** START Input data **
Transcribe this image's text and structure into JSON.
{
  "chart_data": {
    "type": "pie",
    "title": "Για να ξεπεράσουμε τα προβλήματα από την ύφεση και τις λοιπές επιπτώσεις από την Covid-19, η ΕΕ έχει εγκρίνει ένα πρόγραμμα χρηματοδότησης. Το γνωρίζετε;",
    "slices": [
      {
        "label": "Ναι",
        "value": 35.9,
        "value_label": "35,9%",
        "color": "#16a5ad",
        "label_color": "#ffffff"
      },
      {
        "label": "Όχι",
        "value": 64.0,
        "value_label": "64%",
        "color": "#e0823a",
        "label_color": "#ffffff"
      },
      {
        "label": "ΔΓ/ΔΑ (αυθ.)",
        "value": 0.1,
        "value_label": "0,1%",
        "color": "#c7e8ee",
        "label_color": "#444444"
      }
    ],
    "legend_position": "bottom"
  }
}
** END Input data **
## Request
Return all the data exactly as given.

## Answer to the task
Transcribe this image's text and structure into JSON.
{
  "chart_data": {
    "type": "pie",
    "title": "Για να ξεπεράσουμε τα προβλήματα από την ύφεση και τις λοιπές επιπτώσεις από την Covid-19, η ΕΕ έχει εγκρίνει ένα πρόγραμμα χρηματοδότησης. Το γνωρίζετε;",
    "slices": [
      {
        "label": "Ναι",
        "value": 35.9,
        "value_label": "35,9%",
        "color": "#16a5ad",
        "label_color": "#ffffff"
      },
      {
        "label": "Όχι",
        "value": 64.0,
        "value_label": "64%",
        "color": "#e0823a",
        "label_color": "#ffffff"
      },
      {
        "label": "ΔΓ/ΔΑ (αυθ.)",
        "value": 0.1,
        "value_label": "0,1%",
        "color": "#c7e8ee",
        "label_color": "#444444"
      }
    ],
    "legend_position": "bottom"
  }
}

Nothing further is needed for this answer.